- [What the task asks]
Collect all lines below with the string "энергию".

Data records

## begin

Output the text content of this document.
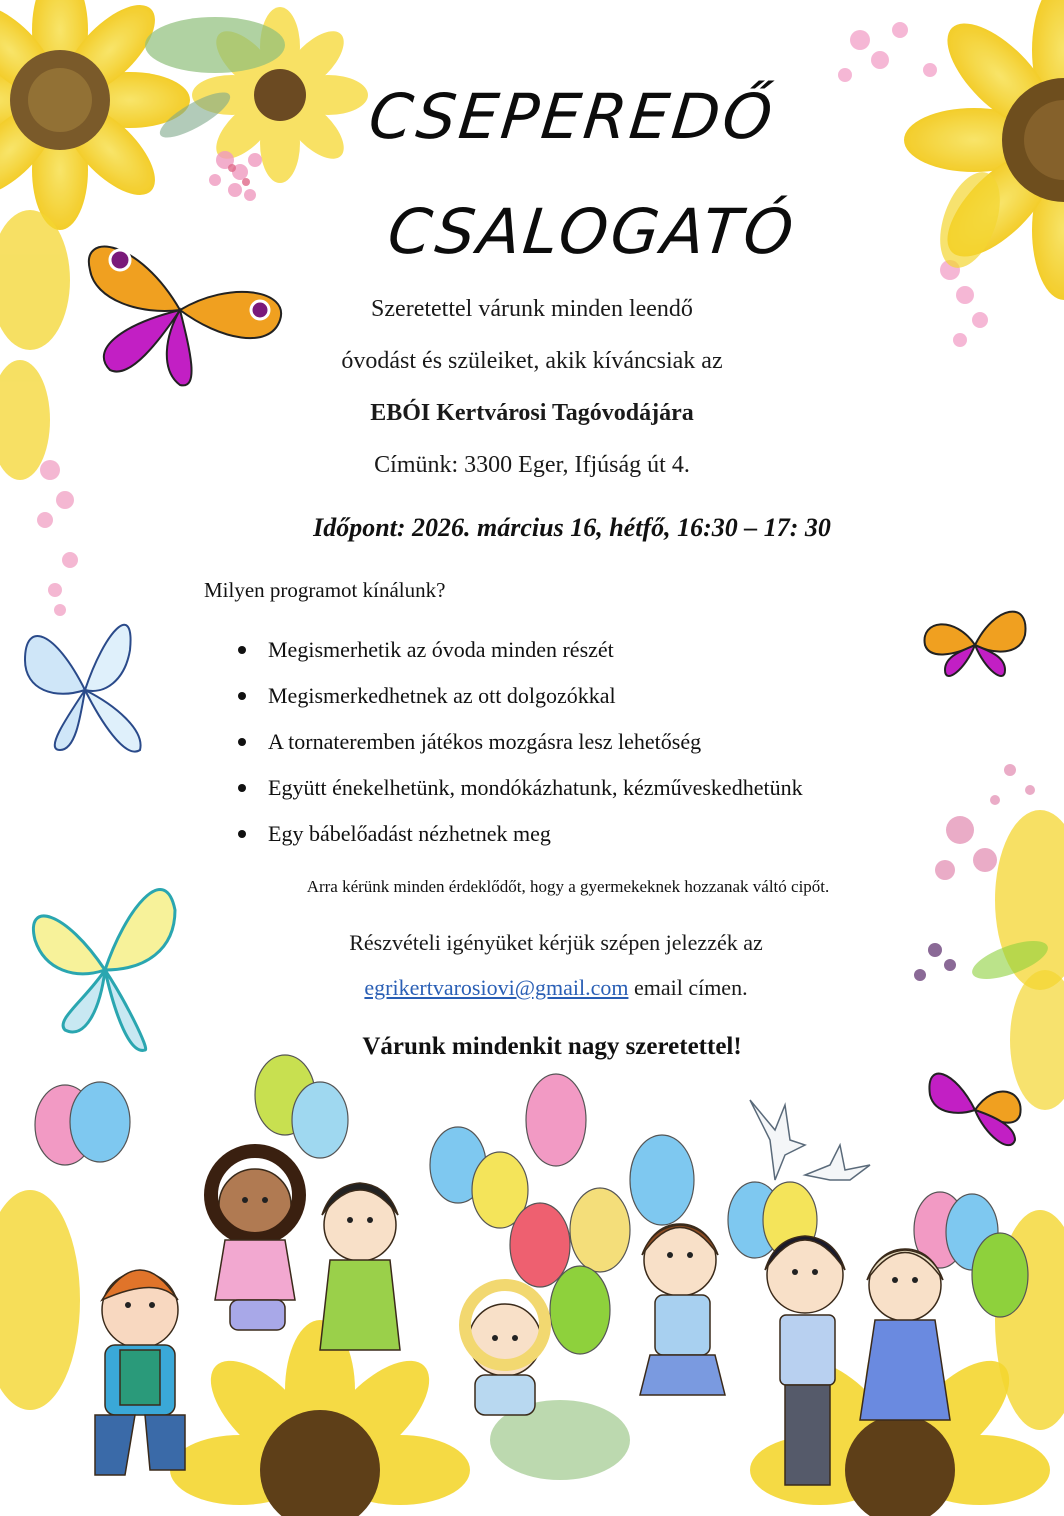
CSEPEREDŐ
CSALOGATÓ
Szeretettel várunk minden leendő
óvodást és szüleiket, akik kíváncsiak az
EBÓI Kertvárosi Tagóvodájára
Címünk: 3300 Eger, Ifjúság út 4.
Időpont: 2026. március 16, hétfő, 16:30 – 17: 30
Milyen programot kínálunk?
Megismerhetik az óvoda minden részét
Megismerkedhetnek az ott dolgozókkal
A tornateremben játékos mozgásra lesz lehetőség
Együtt énekelhetünk, mondókázhatunk, kézműveskedhetünk
Egy bábelőadást nézhetnek meg
Arra kérünk minden érdeklődőt, hogy a gyermekeknek hozzanak váltó cipőt.
Részvételi igényüket kérjük szépen jelezzék az
egrikertvarosiovi@gmail.com email címen.
Várunk mindenkit nagy szeretettel!
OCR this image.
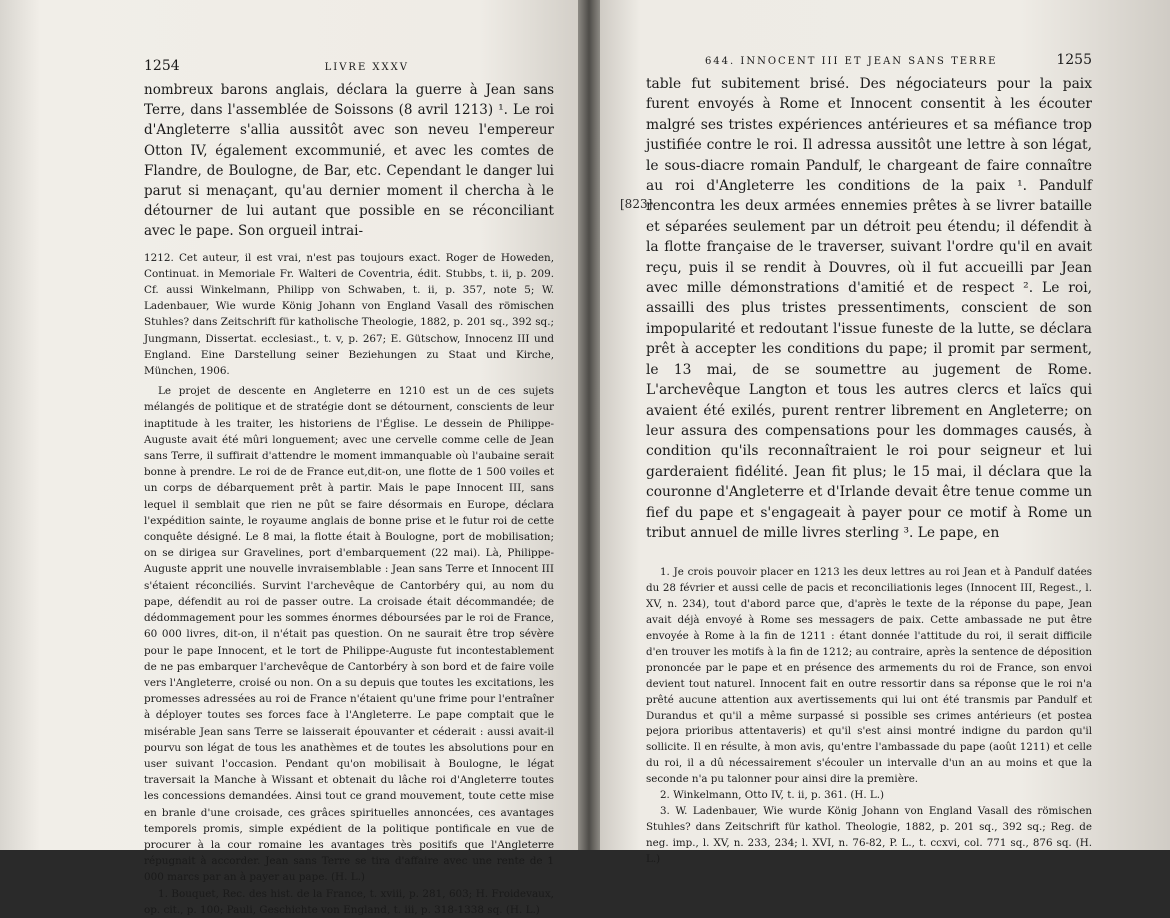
1254	LIVRE XXXV

nombreux barons anglais, déclara la guerre à Jean sans Terre, dans l'assemblée de Soissons (8 avril 1213) ¹. Le roi d'Angleterre s'allia aussitôt avec son neveu l'empereur Otton IV, également excommunié, et avec les comtes de Flandre, de Boulogne, de Bar, etc. Cependant le danger lui parut si menaçant, qu'au dernier moment il chercha à le détourner de lui autant que possible en se réconciliant avec le pape. Son orgueil intrai-

1212. Cet auteur, il est vrai, n'est pas toujours exact. Roger de Howeden, Continuat. in Memoriale Fr. Walteri de Coventria, édit. Stubbs, t. ii, p. 209. Cf. aussi Winkelmann, Philipp von Schwaben, t. ii, p. 357, note 5; W. Ladenbauer, Wie wurde König Johann von England Vasall des römischen Stuhles? dans Zeitschrift für katholische Theologie, 1882, p. 201 sq., 392 sq.; Jungmann, Dissertat. ecclesiast., t. v, p. 267; E. Gütschow, Innocenz III und England. Eine Darstellung seiner Beziehungen zu Staat und Kirche, München, 1906.

Le projet de descente en Angleterre en 1210 est un de ces sujets mélangés de politique et de stratégie dont se détournent, conscients de leur inaptitude à les traiter, les historiens de l'Église. Le dessein de Philippe-Auguste avait été mûri longuement; avec une cervelle comme celle de Jean sans Terre, il suffirait d'attendre le moment immanquable où l'aubaine serait bonne à prendre. Le roi de de France eut,dit-on, une flotte de 1 500 voiles et un corps de débarquement prêt à partir. Mais le pape Innocent III, sans lequel il semblait que rien ne pût se faire désormais en Europe, déclara l'expédition sainte, le royaume anglais de bonne prise et le futur roi de cette conquête désigné. Le 8 mai, la flotte était à Boulogne, port de mobilisation; on se dirigea sur Gravelines, port d'embarquement (22 mai). Là, Philippe-Auguste apprit une nouvelle invraisemblable : Jean sans Terre et Innocent III s'étaient réconciliés. Survint l'archevêque de Cantorbéry qui, au nom du pape, défendit au roi de passer outre. La croisade était décommandée; de dédommagement pour les sommes énormes déboursées par le roi de France, 60 000 livres, dit-on, il n'était pas question. On ne saurait être trop sévère pour le pape Innocent, et le tort de Philippe-Auguste fut incontestablement de ne pas embarquer l'archevêque de Cantorbéry à son bord et de faire voile vers l'Angleterre, croisé ou non. On a su depuis que toutes les excitations, les promesses adressées au roi de France n'étaient qu'une frime pour l'entraîner à déployer toutes ses forces face à l'Angleterre. Le pape comptait que le misérable Jean sans Terre se laisserait épouvanter et céderait : aussi avait-il pourvu son légat de tous les anathèmes et de toutes les absolutions pour en user suivant l'occasion. Pendant qu'on mobilisait à Boulogne, le légat traversait la Manche à Wissant et obtenait du lâche roi d'Angleterre toutes les concessions demandées. Ainsi tout ce grand mouvement, toute cette mise en branle d'une croisade, ces grâces spirituelles annoncées, ces avantages temporels promis, simple expédient de la politique pontificale en vue de procurer à la cour romaine les avantages très positifs que l'Angleterre répugnait à accorder. Jean sans Terre se tira d'affaire avec une rente de 1 000 marcs par an à payer au pape. (H. L.)

1. Bouquet, Rec. des hist. de la France, t. xviii, p. 281, 603; H. Froidevaux, op. cit., p. 100; Pauli, Geschichte von England, t. iii, p. 318-1338 sq. (H. L.)

644. INNOCENT III ET JEAN SANS TERRE	1255
[823]

table fut subitement brisé. Des négociateurs pour la paix furent envoyés à Rome et Innocent consentit à les écouter malgré ses tristes expériences antérieures et sa méfiance trop justifiée contre le roi. Il adressa aussitôt une lettre à son légat, le sous-diacre romain Pandulf, le chargeant de faire connaître au roi d'Angleterre les conditions de la paix ¹. Pandulf rencontra les deux armées ennemies prêtes à se livrer bataille et séparées seulement par un détroit peu étendu; il défendit à la flotte française de le traverser, suivant l'ordre qu'il en avait reçu, puis il se rendit à Douvres, où il fut accueilli par Jean avec mille démonstrations d'amitié et de respect ². Le roi, assailli des plus tristes pressentiments, conscient de son impopularité et redoutant l'issue funeste de la lutte, se déclara prêt à accepter les conditions du pape; il promit par serment, le 13 mai, de se soumettre au jugement de Rome. L'archevêque Langton et tous les autres clercs et laïcs qui avaient été exilés, purent rentrer librement en Angleterre; on leur assura des compensations pour les dommages causés, à condition qu'ils reconnaîtraient le roi pour seigneur et lui garderaient fidélité. Jean fit plus; le 15 mai, il déclara que la couronne d'Angleterre et d'Irlande devait être tenue comme un fief du pape et s'engageait à payer pour ce motif à Rome un tribut annuel de mille livres sterling ³. Le pape, en

1. Je crois pouvoir placer en 1213 les deux lettres au roi Jean et à Pandulf datées du 28 février et aussi celle de pacis et reconciliationis leges (Innocent III, Regest., l. XV, n. 234), tout d'abord parce que, d'après le texte de la réponse du pape, Jean avait déjà envoyé à Rome ses messagers de paix. Cette ambassade ne put être envoyée à Rome à la fin de 1211 : étant donnée l'attitude du roi, il serait difficile d'en trouver les motifs à la fin de 1212; au contraire, après la sentence de déposition prononcée par le pape et en présence des armements du roi de France, son envoi devient tout naturel. Innocent fait en outre ressortir dans sa réponse que le roi n'a prêté aucune attention aux avertissements qui lui ont été transmis par Pandulf et Durandus et qu'il a même surpassé si possible ses crimes antérieurs (et postea pejora prioribus attentaveris) et qu'il s'est ainsi montré indigne du pardon qu'il sollicite. Il en résulte, à mon avis, qu'entre l'ambassade du pape (août 1211) et celle du roi, il a dû nécessairement s'écouler un intervalle d'un an au moins et que la seconde n'a pu talonner pour ainsi dire la première.

2. Winkelmann, Otto IV, t. ii, p. 361. (H. L.)

3. W. Ladenbauer, Wie wurde König Johann von England Vasall des römischen Stuhles? dans Zeitschrift für kathol. Theologie, 1882, p. 201 sq., 392 sq.; Reg. de neg. imp., l. XV, n. 233, 234; l. XVI, n. 76-82, P. L., t. ccxvi, col. 771 sq., 876 sq. (H. L.)
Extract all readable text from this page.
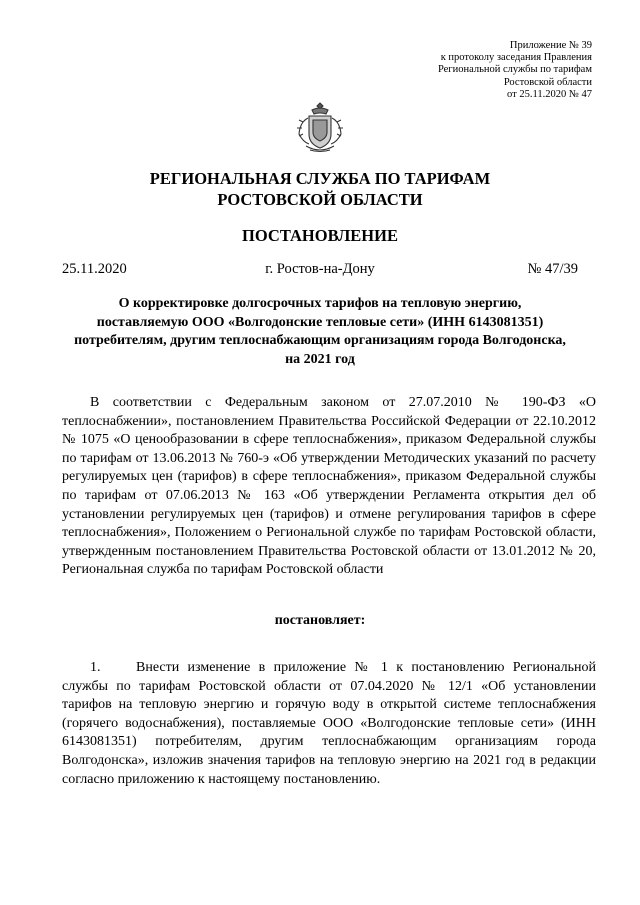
Приложение № 39
к протоколу заседания Правления
Региональной службы по тарифам
Ростовской области
от 25.11.2020 № 47
РЕГИОНАЛЬНАЯ СЛУЖБА ПО ТАРИФАМ
РОСТОВСКОЙ ОБЛАСТИ
ПОСТАНОВЛЕНИЕ
25.11.2020	г. Ростов-на-Дону	№ 47/39
О корректировке долгосрочных тарифов на тепловую энергию,
поставляемую ООО «Волгодонские тепловые сети» (ИНН 6143081351)
потребителям, другим теплоснабжающим организациям города Волгодонска,
на 2021 год
В соответствии с Федеральным законом от 27.07.2010 № 190-ФЗ «О теплоснабжении», постановлением Правительства Российской Федерации от 22.10.2012 № 1075 «О ценообразовании в сфере теплоснабжения», приказом Федеральной службы по тарифам от 13.06.2013 № 760-э «Об утверждении Методических указаний по расчету регулируемых цен (тарифов) в сфере теплоснабжения», приказом Федеральной службы по тарифам от 07.06.2013 № 163 «Об утверждении Регламента открытия дел об установлении регулируемых цен (тарифов) и отмене регулирования тарифов в сфере теплоснабжения», Положением о Региональной службе по тарифам Ростовской области, утвержденным постановлением Правительства Ростовской области от 13.01.2012 № 20, Региональная служба по тарифам Ростовской области
постановляет:
1.	Внести изменение в приложение № 1 к постановлению Региональной службы по тарифам Ростовской области от 07.04.2020 № 12/1 «Об установлении тарифов на тепловую энергию и горячую воду в открытой системе теплоснабжения (горячего водоснабжения), поставляемые ООО «Волгодонские тепловые сети» (ИНН 6143081351) потребителям, другим теплоснабжающим организациям города Волгодонска», изложив значения тарифов на тепловую энергию на 2021 год в редакции согласно приложению к настоящему постановлению.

## end

- [Task answer]
О корректировке долгосрочных тарифов на тепловую энергию,
1.	Внести изменение в приложение № 1 к постановлению Региональной службы по тарифам Ростовской области от 07.04.2020 № 12/1 «Об установлении тарифов на тепловую энергию и горячую воду в открытой системе теплоснабжения (горячего водоснабжения), поставляемые ООО «Волгодонские тепловые сети» (ИНН 6143081351) потребителям, другим теплоснабжающим организациям города Волгодонска», изложив значения тарифов на тепловую энергию на 2021 год в редакции согласно приложению к настоящему постановлению.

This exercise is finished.